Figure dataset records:
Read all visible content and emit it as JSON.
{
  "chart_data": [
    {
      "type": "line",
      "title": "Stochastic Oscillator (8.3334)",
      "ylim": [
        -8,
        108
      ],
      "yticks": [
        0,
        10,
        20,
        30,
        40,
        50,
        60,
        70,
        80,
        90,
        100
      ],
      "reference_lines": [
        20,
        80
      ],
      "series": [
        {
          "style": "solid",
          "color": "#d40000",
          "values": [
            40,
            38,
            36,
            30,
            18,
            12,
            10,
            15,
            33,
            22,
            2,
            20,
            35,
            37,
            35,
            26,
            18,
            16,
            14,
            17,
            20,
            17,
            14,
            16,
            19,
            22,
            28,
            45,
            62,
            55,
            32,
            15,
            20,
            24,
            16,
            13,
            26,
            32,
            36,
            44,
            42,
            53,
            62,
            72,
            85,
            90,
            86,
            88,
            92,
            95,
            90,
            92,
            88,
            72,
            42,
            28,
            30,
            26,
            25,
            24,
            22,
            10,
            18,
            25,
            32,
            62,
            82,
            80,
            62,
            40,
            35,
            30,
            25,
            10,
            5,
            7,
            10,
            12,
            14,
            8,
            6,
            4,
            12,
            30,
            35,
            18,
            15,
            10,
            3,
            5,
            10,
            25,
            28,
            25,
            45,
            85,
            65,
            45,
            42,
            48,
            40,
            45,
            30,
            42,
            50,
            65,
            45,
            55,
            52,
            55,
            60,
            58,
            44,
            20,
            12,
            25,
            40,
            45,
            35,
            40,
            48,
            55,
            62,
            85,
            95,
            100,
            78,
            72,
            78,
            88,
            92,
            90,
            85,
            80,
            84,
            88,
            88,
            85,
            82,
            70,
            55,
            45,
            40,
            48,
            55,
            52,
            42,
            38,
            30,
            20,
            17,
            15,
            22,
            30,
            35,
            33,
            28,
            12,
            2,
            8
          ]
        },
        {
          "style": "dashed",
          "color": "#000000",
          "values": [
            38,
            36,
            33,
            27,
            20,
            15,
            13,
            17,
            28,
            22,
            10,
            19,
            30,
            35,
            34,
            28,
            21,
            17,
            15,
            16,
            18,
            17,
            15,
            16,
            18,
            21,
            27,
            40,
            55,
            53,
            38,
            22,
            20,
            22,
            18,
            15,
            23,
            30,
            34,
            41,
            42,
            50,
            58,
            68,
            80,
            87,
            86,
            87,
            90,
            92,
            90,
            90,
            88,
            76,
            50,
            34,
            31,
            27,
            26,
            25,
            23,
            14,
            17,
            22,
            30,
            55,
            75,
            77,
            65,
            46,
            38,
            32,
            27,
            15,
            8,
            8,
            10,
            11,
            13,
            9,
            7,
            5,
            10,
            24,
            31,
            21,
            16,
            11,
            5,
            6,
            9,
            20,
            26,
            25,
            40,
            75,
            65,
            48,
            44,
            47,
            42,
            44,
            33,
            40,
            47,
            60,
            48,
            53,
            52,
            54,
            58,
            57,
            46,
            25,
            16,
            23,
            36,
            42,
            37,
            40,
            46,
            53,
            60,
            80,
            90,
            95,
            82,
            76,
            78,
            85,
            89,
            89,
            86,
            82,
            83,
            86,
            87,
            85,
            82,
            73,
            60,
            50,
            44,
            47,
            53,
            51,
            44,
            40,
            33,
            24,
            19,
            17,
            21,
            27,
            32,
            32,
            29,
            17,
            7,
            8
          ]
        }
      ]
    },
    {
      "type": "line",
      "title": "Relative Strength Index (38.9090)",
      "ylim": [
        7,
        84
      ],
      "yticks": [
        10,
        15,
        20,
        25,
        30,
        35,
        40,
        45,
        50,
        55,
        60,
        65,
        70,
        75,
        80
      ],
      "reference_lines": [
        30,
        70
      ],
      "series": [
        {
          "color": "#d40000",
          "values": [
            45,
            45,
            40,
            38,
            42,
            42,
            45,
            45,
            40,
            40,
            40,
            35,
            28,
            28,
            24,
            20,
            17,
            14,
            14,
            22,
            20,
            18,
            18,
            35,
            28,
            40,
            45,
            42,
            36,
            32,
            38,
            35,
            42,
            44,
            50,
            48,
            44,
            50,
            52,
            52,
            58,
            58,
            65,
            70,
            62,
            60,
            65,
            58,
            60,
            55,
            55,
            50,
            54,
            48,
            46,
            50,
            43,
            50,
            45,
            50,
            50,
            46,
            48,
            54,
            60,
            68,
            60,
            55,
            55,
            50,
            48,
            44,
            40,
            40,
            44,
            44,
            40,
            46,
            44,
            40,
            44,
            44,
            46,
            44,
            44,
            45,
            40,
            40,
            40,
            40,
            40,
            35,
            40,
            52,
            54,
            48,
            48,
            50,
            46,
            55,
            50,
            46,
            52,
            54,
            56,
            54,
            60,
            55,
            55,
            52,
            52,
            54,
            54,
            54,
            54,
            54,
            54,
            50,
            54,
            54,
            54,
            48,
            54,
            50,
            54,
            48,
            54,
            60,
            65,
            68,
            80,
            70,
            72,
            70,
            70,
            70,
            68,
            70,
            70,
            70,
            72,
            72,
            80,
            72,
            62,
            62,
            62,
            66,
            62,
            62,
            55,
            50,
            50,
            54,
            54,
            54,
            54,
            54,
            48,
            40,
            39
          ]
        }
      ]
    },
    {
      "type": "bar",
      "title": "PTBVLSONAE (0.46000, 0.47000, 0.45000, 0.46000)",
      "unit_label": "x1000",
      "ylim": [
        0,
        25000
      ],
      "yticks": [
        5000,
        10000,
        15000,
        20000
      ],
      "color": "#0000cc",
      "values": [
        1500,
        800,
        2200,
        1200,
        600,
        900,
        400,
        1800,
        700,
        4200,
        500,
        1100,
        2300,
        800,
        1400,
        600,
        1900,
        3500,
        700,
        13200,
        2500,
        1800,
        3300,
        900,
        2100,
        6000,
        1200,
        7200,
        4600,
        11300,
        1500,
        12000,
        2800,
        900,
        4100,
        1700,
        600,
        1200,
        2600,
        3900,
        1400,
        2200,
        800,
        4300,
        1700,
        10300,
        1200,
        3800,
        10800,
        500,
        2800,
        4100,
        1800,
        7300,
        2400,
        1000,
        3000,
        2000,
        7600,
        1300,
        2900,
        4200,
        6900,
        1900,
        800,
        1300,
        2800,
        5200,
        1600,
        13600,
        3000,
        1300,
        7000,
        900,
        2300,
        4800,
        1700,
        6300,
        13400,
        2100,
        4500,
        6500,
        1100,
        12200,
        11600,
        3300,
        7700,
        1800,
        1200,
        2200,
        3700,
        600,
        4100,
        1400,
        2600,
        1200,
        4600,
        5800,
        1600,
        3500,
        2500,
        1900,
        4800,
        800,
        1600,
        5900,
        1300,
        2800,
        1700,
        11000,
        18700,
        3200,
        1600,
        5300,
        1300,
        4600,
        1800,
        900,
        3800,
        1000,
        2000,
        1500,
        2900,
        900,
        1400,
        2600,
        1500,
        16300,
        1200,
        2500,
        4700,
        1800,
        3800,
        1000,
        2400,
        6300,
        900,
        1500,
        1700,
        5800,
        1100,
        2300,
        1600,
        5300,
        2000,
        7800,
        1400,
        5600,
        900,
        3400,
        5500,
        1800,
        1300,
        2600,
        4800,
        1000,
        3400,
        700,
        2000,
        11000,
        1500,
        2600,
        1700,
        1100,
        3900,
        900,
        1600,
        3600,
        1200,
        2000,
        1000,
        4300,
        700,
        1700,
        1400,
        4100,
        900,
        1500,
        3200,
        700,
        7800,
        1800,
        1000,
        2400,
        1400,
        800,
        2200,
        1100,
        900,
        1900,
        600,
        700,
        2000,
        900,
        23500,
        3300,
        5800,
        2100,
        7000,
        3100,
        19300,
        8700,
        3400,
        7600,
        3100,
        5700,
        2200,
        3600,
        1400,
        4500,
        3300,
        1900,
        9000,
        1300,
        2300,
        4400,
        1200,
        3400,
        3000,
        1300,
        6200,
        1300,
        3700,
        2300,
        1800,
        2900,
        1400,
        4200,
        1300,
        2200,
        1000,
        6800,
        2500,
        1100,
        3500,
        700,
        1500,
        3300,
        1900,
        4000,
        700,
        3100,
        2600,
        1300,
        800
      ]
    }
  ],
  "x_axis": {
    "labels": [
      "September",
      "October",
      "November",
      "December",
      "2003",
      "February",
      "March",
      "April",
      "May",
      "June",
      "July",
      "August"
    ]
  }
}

» Required task:
Copy all lines from the data that hold the word "title".

» Response below:
      "title": "Stochastic Oscillator (8.3334)",
      "title": "Relative Strength Index (38.9090)",
      "title": "PTBVLSONAE (0.46000, 0.47000, 0.45000, 0.46000)",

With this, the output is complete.